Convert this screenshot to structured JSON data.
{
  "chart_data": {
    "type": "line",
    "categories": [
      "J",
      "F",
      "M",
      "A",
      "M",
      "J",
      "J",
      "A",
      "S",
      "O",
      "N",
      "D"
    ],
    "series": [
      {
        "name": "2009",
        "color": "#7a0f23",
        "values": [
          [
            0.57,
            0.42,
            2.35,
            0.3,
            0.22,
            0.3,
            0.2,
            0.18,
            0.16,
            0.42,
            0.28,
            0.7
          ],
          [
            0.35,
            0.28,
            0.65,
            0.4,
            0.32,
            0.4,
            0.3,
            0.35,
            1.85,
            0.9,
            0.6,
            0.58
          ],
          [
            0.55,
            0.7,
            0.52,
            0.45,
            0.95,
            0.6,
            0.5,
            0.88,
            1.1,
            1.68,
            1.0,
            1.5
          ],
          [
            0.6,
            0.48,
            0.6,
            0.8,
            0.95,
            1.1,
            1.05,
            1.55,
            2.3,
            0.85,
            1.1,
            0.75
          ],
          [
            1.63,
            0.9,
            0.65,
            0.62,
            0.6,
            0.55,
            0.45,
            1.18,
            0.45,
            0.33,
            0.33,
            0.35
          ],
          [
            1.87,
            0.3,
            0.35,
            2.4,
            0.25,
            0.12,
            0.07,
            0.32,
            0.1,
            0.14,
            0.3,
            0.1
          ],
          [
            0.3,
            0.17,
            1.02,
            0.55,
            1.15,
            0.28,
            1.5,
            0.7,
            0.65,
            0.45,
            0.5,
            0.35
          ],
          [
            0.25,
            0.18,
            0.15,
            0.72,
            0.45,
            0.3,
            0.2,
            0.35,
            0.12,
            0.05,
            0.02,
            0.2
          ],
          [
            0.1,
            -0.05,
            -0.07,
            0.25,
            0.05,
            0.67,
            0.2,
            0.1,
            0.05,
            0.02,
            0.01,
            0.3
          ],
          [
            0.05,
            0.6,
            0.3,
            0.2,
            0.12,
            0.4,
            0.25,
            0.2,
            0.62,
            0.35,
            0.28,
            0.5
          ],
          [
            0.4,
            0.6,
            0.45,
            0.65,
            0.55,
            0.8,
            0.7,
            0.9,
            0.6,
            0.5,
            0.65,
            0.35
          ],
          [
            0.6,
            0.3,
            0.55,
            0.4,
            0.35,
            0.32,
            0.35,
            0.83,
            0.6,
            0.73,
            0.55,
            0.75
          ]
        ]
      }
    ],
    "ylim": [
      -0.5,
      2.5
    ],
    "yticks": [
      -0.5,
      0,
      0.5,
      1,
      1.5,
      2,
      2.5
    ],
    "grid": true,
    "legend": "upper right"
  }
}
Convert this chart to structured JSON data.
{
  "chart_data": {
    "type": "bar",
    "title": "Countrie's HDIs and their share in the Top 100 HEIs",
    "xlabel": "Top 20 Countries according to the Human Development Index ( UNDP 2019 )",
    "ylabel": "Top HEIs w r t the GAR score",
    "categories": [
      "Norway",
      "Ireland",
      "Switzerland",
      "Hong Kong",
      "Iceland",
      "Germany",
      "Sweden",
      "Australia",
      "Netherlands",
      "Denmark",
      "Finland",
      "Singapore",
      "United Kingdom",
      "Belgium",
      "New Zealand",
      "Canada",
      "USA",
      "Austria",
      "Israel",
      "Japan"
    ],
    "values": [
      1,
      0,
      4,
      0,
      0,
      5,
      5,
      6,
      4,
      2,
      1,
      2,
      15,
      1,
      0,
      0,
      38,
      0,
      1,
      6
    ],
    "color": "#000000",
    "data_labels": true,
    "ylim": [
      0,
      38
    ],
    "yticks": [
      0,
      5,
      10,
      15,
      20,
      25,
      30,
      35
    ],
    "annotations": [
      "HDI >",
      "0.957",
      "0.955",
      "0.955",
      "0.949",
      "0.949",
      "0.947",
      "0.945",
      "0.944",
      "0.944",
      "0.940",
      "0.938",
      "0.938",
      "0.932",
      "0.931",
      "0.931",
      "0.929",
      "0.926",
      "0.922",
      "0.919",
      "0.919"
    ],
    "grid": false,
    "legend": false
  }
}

+--

» **EXERCISE AIM**:
Print the material above once more, exactly.

» **RESPONSE TO THIS EXERCISE**:
Convert this screenshot to structured JSON data.
{
  "chart_data": {
    "type": "line",
    "categories": [
      "J",
      "F",
      "M",
      "A",
      "M",
      "J",
      "J",
      "A",
      "S",
      "O",
      "N",
      "D"
    ],
    "series": [
      {
        "name": "2009",
        "color": "#7a0f23",
        "values": [
          [
            0.57,
            0.42,
            2.35,
            0.3,
            0.22,
            0.3,
            0.2,
            0.18,
            0.16,
            0.42,
            0.28,
            0.7
          ],
          [
            0.35,
            0.28,
            0.65,
            0.4,
            0.32,
            0.4,
            0.3,
            0.35,
            1.85,
            0.9,
            0.6,
            0.58
          ],
          [
            0.55,
            0.7,
            0.52,
            0.45,
            0.95,
            0.6,
            0.5,
            0.88,
            1.1,
            1.68,
            1.0,
            1.5
          ],
          [
            0.6,
            0.48,
            0.6,
            0.8,
            0.95,
            1.1,
            1.05,
            1.55,
            2.3,
            0.85,
            1.1,
            0.75
          ],
          [
            1.63,
            0.9,
            0.65,
            0.62,
            0.6,
            0.55,
            0.45,
            1.18,
            0.45,
            0.33,
            0.33,
            0.35
          ],
          [
            1.87,
            0.3,
            0.35,
            2.4,
            0.25,
            0.12,
            0.07,
            0.32,
            0.1,
            0.14,
            0.3,
            0.1
          ],
          [
            0.3,
            0.17,
            1.02,
            0.55,
            1.15,
            0.28,
            1.5,
            0.7,
            0.65,
            0.45,
            0.5,
            0.35
          ],
          [
            0.25,
            0.18,
            0.15,
            0.72,
            0.45,
            0.3,
            0.2,
            0.35,
            0.12,
            0.05,
            0.02,
            0.2
          ],
          [
            0.1,
            -0.05,
            -0.07,
            0.25,
            0.05,
            0.67,
            0.2,
            0.1,
            0.05,
            0.02,
            0.01,
            0.3
          ],
          [
            0.05,
            0.6,
            0.3,
            0.2,
            0.12,
            0.4,
            0.25,
            0.2,
            0.62,
            0.35,
            0.28,
            0.5
          ],
          [
            0.4,
            0.6,
            0.45,
            0.65,
            0.55,
            0.8,
            0.7,
            0.9,
            0.6,
            0.5,
            0.65,
            0.35
          ],
          [
            0.6,
            0.3,
            0.55,
            0.4,
            0.35,
            0.32,
            0.35,
            0.83,
            0.6,
            0.73,
            0.55,
            0.75
          ]
        ]
      }
    ],
    "ylim": [
      -0.5,
      2.5
    ],
    "yticks": [
      -0.5,
      0,
      0.5,
      1,
      1.5,
      2,
      2.5
    ],
    "grid": true,
    "legend": "upper right"
  }
}
Convert this chart to structured JSON data.
{
  "chart_data": {
    "type": "bar",
    "title": "Countrie's HDIs and their share in the Top 100 HEIs",
    "xlabel": "Top 20 Countries according to the Human Development Index ( UNDP 2019 )",
    "ylabel": "Top HEIs w r t the GAR score",
    "categories": [
      "Norway",
      "Ireland",
      "Switzerland",
      "Hong Kong",
      "Iceland",
      "Germany",
      "Sweden",
      "Australia",
      "Netherlands",
      "Denmark",
      "Finland",
      "Singapore",
      "United Kingdom",
      "Belgium",
      "New Zealand",
      "Canada",
      "USA",
      "Austria",
      "Israel",
      "Japan"
    ],
    "values": [
      1,
      0,
      4,
      0,
      0,
      5,
      5,
      6,
      4,
      2,
      1,
      2,
      15,
      1,
      0,
      0,
      38,
      0,
      1,
      6
    ],
    "color": "#000000",
    "data_labels": true,
    "ylim": [
      0,
      38
    ],
    "yticks": [
      0,
      5,
      10,
      15,
      20,
      25,
      30,
      35
    ],
    "annotations": [
      "HDI >",
      "0.957",
      "0.955",
      "0.955",
      "0.949",
      "0.949",
      "0.947",
      "0.945",
      "0.944",
      "0.944",
      "0.940",
      "0.938",
      "0.938",
      "0.932",
      "0.931",
      "0.931",
      "0.929",
      "0.926",
      "0.922",
      "0.919",
      "0.919"
    ],
    "grid": false,
    "legend": false
  }
}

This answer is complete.